Objective => For the data below, report only the number of lines containing the string "JSON".

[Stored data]
....

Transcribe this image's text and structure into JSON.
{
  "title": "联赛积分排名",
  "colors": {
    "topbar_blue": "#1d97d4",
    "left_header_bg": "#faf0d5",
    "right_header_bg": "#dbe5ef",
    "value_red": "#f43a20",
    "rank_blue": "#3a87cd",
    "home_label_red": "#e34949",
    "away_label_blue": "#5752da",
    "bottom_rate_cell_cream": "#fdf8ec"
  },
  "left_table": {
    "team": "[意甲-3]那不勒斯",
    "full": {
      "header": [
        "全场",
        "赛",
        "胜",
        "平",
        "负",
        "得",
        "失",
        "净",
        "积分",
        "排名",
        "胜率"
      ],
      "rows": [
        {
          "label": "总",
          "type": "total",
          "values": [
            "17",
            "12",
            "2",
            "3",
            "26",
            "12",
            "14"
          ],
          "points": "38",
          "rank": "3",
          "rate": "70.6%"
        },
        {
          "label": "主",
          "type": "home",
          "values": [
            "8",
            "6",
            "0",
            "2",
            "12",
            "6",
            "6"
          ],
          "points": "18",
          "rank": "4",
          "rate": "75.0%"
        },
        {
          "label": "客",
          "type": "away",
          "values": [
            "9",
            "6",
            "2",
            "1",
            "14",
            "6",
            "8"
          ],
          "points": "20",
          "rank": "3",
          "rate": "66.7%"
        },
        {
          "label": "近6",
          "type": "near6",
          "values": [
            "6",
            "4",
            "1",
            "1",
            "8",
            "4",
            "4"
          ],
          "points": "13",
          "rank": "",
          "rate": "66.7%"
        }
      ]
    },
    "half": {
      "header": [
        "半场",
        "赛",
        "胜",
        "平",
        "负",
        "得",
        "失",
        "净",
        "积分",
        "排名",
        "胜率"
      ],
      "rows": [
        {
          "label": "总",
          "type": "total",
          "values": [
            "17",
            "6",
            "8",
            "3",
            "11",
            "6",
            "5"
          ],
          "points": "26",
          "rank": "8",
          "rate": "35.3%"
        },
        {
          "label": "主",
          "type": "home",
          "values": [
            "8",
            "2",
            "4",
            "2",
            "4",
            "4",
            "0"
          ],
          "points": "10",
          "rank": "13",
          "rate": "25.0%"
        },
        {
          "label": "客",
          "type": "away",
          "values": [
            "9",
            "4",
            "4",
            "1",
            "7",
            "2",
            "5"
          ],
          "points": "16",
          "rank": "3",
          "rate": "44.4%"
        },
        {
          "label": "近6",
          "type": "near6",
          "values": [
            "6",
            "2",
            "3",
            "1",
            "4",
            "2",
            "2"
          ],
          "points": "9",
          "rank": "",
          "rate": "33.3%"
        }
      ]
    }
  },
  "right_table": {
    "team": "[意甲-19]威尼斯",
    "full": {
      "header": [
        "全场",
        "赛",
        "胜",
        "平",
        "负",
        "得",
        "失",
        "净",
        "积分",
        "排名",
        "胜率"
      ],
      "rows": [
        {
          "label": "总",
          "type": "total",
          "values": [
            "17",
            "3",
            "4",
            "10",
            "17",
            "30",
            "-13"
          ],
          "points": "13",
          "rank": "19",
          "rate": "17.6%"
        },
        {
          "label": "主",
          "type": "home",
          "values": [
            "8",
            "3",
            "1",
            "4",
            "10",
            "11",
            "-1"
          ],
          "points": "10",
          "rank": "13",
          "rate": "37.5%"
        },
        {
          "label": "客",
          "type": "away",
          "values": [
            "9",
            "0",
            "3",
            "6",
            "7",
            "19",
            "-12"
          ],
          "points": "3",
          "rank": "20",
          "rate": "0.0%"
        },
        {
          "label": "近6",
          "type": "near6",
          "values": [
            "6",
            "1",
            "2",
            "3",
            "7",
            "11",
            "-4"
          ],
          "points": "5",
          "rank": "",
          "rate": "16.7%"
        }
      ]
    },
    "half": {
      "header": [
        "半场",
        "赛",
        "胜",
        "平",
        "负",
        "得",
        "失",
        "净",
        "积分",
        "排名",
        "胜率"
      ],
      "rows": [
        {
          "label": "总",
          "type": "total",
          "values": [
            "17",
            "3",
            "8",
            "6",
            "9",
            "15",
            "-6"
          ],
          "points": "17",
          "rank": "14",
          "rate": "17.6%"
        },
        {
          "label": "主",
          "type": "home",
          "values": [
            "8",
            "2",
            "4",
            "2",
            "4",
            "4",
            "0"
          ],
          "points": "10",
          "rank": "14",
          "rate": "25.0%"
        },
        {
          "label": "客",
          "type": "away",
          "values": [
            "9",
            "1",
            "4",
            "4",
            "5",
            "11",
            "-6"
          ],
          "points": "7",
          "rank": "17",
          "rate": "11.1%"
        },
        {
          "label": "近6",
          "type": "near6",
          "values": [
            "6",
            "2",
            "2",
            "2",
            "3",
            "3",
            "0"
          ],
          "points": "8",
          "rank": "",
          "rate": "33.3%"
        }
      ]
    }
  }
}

....

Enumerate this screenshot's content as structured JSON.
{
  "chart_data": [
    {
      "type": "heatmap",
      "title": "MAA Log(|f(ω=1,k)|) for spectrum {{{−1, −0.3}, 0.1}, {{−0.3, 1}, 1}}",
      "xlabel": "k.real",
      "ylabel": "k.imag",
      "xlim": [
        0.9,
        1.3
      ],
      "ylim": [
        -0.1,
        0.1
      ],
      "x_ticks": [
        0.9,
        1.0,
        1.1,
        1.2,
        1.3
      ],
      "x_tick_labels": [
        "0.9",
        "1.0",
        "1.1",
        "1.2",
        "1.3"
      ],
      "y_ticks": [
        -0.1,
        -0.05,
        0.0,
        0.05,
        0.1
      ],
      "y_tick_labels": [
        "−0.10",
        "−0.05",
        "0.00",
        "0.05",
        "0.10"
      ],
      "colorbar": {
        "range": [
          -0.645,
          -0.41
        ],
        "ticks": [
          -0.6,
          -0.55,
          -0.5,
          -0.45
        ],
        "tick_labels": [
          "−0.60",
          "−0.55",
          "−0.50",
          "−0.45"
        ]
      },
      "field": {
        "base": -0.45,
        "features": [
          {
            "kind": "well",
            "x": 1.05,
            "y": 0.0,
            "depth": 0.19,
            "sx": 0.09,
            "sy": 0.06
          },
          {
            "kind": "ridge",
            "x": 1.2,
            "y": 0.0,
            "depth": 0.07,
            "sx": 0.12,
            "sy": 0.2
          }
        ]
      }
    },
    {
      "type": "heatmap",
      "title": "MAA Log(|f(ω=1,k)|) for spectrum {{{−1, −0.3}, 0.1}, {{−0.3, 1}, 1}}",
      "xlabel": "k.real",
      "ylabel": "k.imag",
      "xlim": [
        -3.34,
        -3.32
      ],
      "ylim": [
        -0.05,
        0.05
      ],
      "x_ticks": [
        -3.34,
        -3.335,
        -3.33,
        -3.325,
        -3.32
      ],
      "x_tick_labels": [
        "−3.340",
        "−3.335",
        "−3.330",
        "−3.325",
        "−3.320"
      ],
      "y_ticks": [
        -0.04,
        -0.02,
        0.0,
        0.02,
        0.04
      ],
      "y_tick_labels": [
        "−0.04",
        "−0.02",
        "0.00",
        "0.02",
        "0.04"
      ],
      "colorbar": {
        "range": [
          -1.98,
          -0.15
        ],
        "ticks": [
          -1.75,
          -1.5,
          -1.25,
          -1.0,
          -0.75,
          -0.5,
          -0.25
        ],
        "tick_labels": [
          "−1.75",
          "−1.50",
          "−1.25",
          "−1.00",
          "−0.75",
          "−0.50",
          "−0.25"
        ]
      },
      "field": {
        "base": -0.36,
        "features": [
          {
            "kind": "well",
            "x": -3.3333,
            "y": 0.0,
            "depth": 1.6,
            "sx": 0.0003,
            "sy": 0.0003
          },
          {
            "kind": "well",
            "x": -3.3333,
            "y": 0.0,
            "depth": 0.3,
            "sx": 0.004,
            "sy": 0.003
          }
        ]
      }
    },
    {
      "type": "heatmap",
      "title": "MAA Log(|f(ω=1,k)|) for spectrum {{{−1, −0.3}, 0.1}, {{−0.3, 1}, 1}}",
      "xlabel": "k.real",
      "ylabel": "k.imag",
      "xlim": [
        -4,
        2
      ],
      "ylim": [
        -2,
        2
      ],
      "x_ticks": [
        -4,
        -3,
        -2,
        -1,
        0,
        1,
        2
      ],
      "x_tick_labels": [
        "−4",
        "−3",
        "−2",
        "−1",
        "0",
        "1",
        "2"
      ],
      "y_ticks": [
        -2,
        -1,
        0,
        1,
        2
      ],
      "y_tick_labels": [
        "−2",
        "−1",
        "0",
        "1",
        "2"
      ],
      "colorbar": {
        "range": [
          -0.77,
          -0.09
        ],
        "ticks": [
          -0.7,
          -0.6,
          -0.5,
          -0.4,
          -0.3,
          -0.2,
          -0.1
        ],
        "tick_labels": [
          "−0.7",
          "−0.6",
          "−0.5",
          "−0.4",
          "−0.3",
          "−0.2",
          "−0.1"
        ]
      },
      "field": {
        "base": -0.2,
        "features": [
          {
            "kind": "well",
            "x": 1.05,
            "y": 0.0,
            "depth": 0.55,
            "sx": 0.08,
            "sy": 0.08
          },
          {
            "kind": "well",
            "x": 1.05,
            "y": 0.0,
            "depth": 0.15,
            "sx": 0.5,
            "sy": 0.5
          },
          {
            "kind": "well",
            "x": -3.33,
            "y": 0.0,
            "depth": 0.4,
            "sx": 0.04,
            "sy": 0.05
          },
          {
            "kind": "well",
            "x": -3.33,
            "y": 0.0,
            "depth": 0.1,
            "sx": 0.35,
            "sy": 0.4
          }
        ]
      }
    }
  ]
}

....

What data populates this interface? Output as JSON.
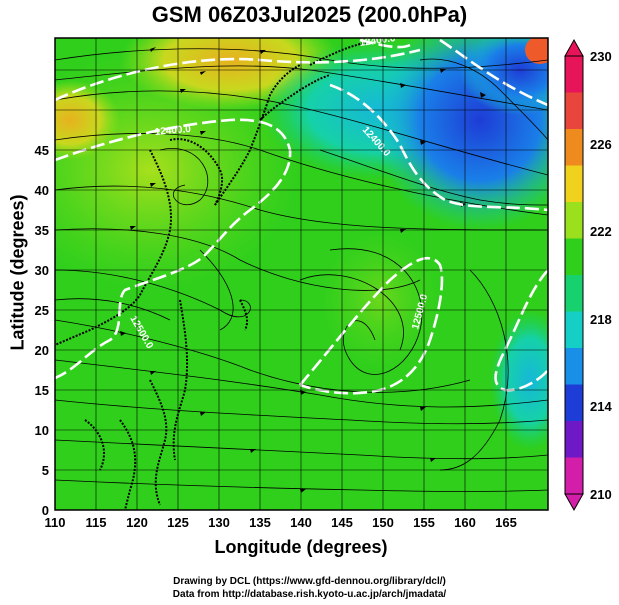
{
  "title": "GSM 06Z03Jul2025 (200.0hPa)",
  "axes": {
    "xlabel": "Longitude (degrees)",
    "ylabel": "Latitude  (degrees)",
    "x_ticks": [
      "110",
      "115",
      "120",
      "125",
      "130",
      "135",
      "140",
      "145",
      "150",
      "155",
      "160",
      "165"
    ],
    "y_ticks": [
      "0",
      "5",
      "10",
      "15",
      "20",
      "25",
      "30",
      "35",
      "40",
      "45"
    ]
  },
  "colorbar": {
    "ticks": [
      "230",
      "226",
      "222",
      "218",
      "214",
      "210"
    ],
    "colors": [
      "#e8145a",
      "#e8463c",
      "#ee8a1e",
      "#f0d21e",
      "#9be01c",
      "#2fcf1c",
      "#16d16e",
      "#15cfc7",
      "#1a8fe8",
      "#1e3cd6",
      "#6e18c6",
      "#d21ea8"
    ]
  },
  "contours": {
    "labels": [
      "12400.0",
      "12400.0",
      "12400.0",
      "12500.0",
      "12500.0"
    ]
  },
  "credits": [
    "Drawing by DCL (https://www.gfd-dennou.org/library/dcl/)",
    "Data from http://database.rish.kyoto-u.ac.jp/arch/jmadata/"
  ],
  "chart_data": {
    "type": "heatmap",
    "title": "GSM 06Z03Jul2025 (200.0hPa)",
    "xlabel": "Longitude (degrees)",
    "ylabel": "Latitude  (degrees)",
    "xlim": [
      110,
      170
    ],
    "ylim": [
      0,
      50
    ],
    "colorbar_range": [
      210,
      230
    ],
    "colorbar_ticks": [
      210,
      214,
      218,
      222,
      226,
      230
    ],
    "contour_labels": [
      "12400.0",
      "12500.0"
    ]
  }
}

....

Reply => 3